» Exercise aim
Retype the material below. Keep every word exactly as it is.

» Input for this task

-- begin --

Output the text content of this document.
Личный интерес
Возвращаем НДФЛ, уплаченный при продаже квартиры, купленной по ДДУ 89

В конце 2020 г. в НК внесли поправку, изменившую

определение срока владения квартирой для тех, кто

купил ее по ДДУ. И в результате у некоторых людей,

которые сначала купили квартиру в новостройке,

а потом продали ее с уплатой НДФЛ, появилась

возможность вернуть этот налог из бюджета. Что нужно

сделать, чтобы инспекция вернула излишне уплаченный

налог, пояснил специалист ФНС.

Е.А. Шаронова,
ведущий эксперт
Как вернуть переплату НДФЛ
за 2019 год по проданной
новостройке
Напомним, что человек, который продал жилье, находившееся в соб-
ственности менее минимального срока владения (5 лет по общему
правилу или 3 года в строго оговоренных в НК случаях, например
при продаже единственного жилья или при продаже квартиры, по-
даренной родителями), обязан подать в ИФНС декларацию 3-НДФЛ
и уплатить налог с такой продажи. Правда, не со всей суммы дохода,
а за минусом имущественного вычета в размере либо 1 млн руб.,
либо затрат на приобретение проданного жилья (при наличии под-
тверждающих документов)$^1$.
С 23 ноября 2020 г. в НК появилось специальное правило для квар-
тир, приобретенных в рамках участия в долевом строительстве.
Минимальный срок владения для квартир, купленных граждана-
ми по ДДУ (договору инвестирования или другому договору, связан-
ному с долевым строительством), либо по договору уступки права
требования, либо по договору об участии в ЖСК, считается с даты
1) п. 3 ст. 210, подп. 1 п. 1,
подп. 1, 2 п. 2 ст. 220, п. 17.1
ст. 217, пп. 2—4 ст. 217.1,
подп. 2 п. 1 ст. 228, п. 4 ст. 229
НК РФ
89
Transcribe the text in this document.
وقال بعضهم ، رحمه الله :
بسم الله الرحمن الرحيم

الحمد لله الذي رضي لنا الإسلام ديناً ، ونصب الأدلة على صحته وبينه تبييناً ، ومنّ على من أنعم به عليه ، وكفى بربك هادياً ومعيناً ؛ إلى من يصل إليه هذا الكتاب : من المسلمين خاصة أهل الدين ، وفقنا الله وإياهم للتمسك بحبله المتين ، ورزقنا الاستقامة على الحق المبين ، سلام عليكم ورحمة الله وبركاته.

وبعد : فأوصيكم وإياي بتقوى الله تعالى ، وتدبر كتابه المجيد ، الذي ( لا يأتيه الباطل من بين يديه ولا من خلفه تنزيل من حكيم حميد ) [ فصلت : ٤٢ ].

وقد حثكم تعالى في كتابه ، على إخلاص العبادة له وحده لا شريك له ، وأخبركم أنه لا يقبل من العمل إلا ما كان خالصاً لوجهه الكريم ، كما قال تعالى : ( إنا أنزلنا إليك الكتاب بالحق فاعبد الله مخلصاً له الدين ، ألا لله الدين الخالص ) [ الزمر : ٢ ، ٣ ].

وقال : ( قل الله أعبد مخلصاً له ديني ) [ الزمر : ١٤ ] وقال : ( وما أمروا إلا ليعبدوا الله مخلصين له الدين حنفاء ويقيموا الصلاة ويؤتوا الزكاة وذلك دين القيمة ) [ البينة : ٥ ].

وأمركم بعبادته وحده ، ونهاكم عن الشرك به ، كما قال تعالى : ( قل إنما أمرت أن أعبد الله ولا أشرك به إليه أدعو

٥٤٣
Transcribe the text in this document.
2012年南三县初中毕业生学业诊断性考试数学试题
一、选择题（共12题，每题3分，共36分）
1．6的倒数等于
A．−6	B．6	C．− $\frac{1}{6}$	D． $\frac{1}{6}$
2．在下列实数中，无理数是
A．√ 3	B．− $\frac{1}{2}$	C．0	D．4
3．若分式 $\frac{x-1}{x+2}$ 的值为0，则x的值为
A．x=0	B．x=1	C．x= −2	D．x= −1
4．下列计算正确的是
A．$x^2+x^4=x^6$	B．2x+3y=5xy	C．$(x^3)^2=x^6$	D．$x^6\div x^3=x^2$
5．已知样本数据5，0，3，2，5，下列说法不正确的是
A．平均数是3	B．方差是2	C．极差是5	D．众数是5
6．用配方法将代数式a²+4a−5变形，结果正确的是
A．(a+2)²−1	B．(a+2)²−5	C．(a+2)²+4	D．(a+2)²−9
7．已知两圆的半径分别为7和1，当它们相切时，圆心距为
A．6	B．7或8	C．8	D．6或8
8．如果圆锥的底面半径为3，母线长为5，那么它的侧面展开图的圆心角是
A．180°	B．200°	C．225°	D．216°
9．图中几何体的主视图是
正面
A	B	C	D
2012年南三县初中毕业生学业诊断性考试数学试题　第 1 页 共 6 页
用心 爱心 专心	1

-- end --

» The completed task
Output the text content of this document.
Личный интерес
Возвращаем НДФЛ, уплаченный при продаже квартиры, купленной по ДДУ 89

В конце 2020 г. в НК внесли поправку, изменившую

определение срока владения квартирой для тех, кто

купил ее по ДДУ. И в результате у некоторых людей,

которые сначала купили квартиру в новостройке,

а потом продали ее с уплатой НДФЛ, появилась

возможность вернуть этот налог из бюджета. Что нужно

сделать, чтобы инспекция вернула излишне уплаченный

налог, пояснил специалист ФНС.

Е.А. Шаронова,
ведущий эксперт
Как вернуть переплату НДФЛ
за 2019 год по проданной
новостройке
Напомним, что человек, который продал жилье, находившееся в соб-
ственности менее минимального срока владения (5 лет по общему
правилу или 3 года в строго оговоренных в НК случаях, например
при продаже единственного жилья или при продаже квартиры, по-
даренной родителями), обязан подать в ИФНС декларацию 3-НДФЛ
и уплатить налог с такой продажи. Правда, не со всей суммы дохода,
а за минусом имущественного вычета в размере либо 1 млн руб.,
либо затрат на приобретение проданного жилья (при наличии под-
тверждающих документов)$^1$.
С 23 ноября 2020 г. в НК появилось специальное правило для квар-
тир, приобретенных в рамках участия в долевом строительстве.
Минимальный срок владения для квартир, купленных граждана-
ми по ДДУ (договору инвестирования или другому договору, связан-
ному с долевым строительством), либо по договору уступки права
требования, либо по договору об участии в ЖСК, считается с даты
1) п. 3 ст. 210, подп. 1 п. 1,
подп. 1, 2 п. 2 ст. 220, п. 17.1
ст. 217, пп. 2—4 ст. 217.1,
подп. 2 п. 1 ст. 228, п. 4 ст. 229
НК РФ
89
Transcribe the text in this document.
وقال بعضهم ، رحمه الله :
بسم الله الرحمن الرحيم

الحمد لله الذي رضي لنا الإسلام ديناً ، ونصب الأدلة على صحته وبينه تبييناً ، ومنّ على من أنعم به عليه ، وكفى بربك هادياً ومعيناً ؛ إلى من يصل إليه هذا الكتاب : من المسلمين خاصة أهل الدين ، وفقنا الله وإياهم للتمسك بحبله المتين ، ورزقنا الاستقامة على الحق المبين ، سلام عليكم ورحمة الله وبركاته.

وبعد : فأوصيكم وإياي بتقوى الله تعالى ، وتدبر كتابه المجيد ، الذي ( لا يأتيه الباطل من بين يديه ولا من خلفه تنزيل من حكيم حميد ) [ فصلت : ٤٢ ].

وقد حثكم تعالى في كتابه ، على إخلاص العبادة له وحده لا شريك له ، وأخبركم أنه لا يقبل من العمل إلا ما كان خالصاً لوجهه الكريم ، كما قال تعالى : ( إنا أنزلنا إليك الكتاب بالحق فاعبد الله مخلصاً له الدين ، ألا لله الدين الخالص ) [ الزمر : ٢ ، ٣ ].

وقال : ( قل الله أعبد مخلصاً له ديني ) [ الزمر : ١٤ ] وقال : ( وما أمروا إلا ليعبدوا الله مخلصين له الدين حنفاء ويقيموا الصلاة ويؤتوا الزكاة وذلك دين القيمة ) [ البينة : ٥ ].

وأمركم بعبادته وحده ، ونهاكم عن الشرك به ، كما قال تعالى : ( قل إنما أمرت أن أعبد الله ولا أشرك به إليه أدعو

٥٤٣
Transcribe the text in this document.
2012年南三县初中毕业生学业诊断性考试数学试题
一、选择题（共12题，每题3分，共36分）
1．6的倒数等于
A．−6	B．6	C．− $\frac{1}{6}$	D． $\frac{1}{6}$
2．在下列实数中，无理数是
A．√ 3	B．− $\frac{1}{2}$	C．0	D．4
3．若分式 $\frac{x-1}{x+2}$ 的值为0，则x的值为
A．x=0	B．x=1	C．x= −2	D．x= −1
4．下列计算正确的是
A．$x^2+x^4=x^6$	B．2x+3y=5xy	C．$(x^3)^2=x^6$	D．$x^6\div x^3=x^2$
5．已知样本数据5，0，3，2，5，下列说法不正确的是
A．平均数是3	B．方差是2	C．极差是5	D．众数是5
6．用配方法将代数式a²+4a−5变形，结果正确的是
A．(a+2)²−1	B．(a+2)²−5	C．(a+2)²+4	D．(a+2)²−9
7．已知两圆的半径分别为7和1，当它们相切时，圆心距为
A．6	B．7或8	C．8	D．6或8
8．如果圆锥的底面半径为3，母线长为5，那么它的侧面展开图的圆心角是
A．180°	B．200°	C．225°	D．216°
9．图中几何体的主视图是
正面
A	B	C	D
2012年南三县初中毕业生学业诊断性考试数学试题　第 1 页 共 6 页
用心 爱心 专心	1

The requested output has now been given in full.